Since the advent of mass production, millions of products have come and gone. Even some innovative and successful products outlive their usefulness, fading into the sands of time alongside interesting failures and ill-conceived fiascoes.
The following products have been around for a very long time, some for a hundred years or more. They’ve become an iconic and ingrained part of our culture, and the little-known and fascinating stories behind their creation and marketing deserve to be told.
It’s somewhat of a misconception that Dr Pepper was created by a doctor (we can’t imagine why), but it’s not too far from the truth. The inventor of the world’s oldest soft drink (in 1885) was Charles Alderton, a pharmacist at Morrison’s Old Corner Drug Store in Waco, Texas. It’s also somewhat commonly believed that it was created as a medicine, but that’s untrue: Alderton just enjoyed mixing up flavorful, fizzy stuff when we wasn’t being a pharmacist. He enjoyed the smell of all the fruity syrups from the soda fountain mingled together, and set out to create a drink that tasted like that smell.
Owner Wade Morrison loved the new drink, and supposedly named it after a friend, a Dr. Charles Pepper. As demand grew, Alderton and Morrison found it easiest to simply sell the syrup to merchants around town, who could mix it with carbonated water themselves—thus becoming the first manufacturers of soda concentrate.
Eventually, Alderton grew tired of fizzy mixings, and sold his side of the business to Morrison, who promptly partnered up with Robert Lazenby, owner of a moderately successful ginger ale company. The pair introduced their concoction to the public at large at the 1904 World’s Fair Expo in St. Louis—the very same world fair that introduced the hamburger, the hot dog and the ice cream cone—and Dr Pepper has been one of the top soft drinks in the US ever since.
Olay is a multi-billion dollar skin care line from the venerable Proctor & Gamble company that, until 1999, was known as Oil Of Olay in the US and many other countries. Most of us are familiar with the white, creamy stuff in the plastic bottle. Of course, neither of those things applied at its inception, and its developers relied on some pretty unusual testing and marketing techniques.
Graham Wulff, a chemist from South Africa, developed the stuff in 1949 and called it Olay as a variation of lanolin, the main active ingredient. It began as a pink fluid in a heavy glass bottle, and Wulff—along with partner Jack Lowe, a copywriter and ad man—initially tested the product on their wives, because what’s the worst that could happen?

**TASKS AND EXERCISES:**
a) Reproduce the passage of the text on long-lived products between "Graham Wulff, a" and "that could happen?", inclusive.
b) According to the text on long-lived products, at what event did Morrison and Lazenby introduce Dr Pepper to the general public?
c) Pick up the text on long-lived products after its final sentence and carry it forward.

**INFORMATION PROVIDED:**
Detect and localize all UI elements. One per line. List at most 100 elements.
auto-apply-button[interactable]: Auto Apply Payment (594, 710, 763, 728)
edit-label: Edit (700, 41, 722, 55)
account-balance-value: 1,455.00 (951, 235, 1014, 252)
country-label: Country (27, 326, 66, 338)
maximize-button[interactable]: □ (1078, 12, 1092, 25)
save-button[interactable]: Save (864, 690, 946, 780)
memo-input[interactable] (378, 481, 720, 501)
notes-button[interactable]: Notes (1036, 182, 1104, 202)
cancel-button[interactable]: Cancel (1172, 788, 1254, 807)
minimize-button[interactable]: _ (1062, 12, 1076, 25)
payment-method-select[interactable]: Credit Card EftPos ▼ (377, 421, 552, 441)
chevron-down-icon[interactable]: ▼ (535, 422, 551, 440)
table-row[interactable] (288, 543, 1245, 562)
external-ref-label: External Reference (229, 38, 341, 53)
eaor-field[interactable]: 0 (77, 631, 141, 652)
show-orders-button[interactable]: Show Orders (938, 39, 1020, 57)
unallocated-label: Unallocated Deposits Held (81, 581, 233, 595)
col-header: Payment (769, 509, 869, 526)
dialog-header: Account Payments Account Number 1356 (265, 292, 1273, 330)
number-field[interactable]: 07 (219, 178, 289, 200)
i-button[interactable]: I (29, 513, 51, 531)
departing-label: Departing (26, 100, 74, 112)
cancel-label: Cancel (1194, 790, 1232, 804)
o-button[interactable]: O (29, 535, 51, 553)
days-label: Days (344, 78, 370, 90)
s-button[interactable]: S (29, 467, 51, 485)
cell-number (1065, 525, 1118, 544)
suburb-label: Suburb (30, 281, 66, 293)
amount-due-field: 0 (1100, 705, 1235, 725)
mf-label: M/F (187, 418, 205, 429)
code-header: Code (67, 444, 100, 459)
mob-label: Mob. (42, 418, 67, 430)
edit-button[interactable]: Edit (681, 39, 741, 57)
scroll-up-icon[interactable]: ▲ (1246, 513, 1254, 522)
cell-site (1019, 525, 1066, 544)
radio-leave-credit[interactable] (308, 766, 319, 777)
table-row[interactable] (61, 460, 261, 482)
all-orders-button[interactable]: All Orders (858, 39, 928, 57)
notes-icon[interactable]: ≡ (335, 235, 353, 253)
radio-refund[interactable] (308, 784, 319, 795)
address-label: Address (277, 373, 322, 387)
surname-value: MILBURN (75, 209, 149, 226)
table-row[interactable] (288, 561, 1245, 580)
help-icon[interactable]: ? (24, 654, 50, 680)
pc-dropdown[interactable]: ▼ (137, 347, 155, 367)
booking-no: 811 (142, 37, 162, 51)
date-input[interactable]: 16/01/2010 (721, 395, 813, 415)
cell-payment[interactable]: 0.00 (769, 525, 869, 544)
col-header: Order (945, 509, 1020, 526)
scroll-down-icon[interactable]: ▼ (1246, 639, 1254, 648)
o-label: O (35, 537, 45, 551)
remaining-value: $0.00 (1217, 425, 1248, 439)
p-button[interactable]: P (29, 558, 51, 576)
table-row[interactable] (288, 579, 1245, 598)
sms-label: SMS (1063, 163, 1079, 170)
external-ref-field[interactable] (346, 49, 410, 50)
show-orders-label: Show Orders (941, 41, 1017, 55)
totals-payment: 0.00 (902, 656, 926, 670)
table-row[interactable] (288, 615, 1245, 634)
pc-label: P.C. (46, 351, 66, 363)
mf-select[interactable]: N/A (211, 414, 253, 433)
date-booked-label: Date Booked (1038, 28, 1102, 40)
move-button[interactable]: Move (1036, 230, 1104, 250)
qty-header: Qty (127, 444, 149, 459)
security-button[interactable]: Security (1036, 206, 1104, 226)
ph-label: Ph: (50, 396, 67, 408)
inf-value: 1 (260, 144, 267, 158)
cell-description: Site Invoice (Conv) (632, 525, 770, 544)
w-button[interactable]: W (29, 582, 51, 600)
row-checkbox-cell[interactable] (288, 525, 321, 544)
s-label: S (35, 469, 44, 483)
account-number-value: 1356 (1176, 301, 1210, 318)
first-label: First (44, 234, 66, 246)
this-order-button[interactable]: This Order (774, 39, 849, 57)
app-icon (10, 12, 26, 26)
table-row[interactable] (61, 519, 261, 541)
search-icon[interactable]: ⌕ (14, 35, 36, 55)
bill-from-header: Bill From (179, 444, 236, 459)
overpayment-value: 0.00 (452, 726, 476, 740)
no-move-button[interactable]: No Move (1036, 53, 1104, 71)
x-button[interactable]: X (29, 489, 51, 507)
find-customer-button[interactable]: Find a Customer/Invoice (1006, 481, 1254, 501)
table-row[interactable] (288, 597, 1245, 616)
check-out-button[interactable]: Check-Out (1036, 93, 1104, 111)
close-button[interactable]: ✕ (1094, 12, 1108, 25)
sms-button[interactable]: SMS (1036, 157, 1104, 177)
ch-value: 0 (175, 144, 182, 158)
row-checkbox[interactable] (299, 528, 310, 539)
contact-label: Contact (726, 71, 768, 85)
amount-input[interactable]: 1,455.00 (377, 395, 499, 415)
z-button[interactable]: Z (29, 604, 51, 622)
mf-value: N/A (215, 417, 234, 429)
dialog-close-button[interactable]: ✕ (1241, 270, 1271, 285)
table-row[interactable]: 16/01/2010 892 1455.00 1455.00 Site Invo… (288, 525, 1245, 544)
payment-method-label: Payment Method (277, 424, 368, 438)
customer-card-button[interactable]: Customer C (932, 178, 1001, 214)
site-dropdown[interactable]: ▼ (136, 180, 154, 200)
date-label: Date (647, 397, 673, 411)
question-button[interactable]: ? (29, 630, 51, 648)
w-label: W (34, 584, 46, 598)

**OUTPUTS FOR THE TASKS:**
a)
Graham Wulff, a chemist from South Africa, developed the stuff in 1949 and called it Olay as a variation of lanolin, the main active ingredient. It began as a pink fluid in a heavy glass bottle, and Wulff—along with partner Jack Lowe, a copywriter and ad man—initially tested the product on their wives, because what’s the worst that could happen?

b) The 1904 World's Fair Expo in St. Louis.

c)
Fortunately, nothing bad did, and in fact the product proved effective in softening wrinkles and contributing to healthy-looking skin. Early advertisements simply promised to share the "secret of a younger you," and didn’t refer to the product as a moisturizer, or . . . anything else. Similarly, nowhere on the bottle did it say what the product was for—it relied largely on mystery, curiosity and word of mouth. Obviously, it worked; the product known in various countries as Oil Of Ulay, Ulan or Olaz has become quite entrenched in the beauty industry.
Listerine was developed by Dr. Joseph Lawrence, based on pioneering work done by Joseph Lister, whom he named it after. It wasn’t intended for oral use however—it was simply an antiseptic, and the first one. Before Lister’s discovery that carbolic acid killed germs, far more people died from infections incurred during surgery than from the injuries themselves (illustrated by a saying from the time: "The operation was a success, but the patient died.")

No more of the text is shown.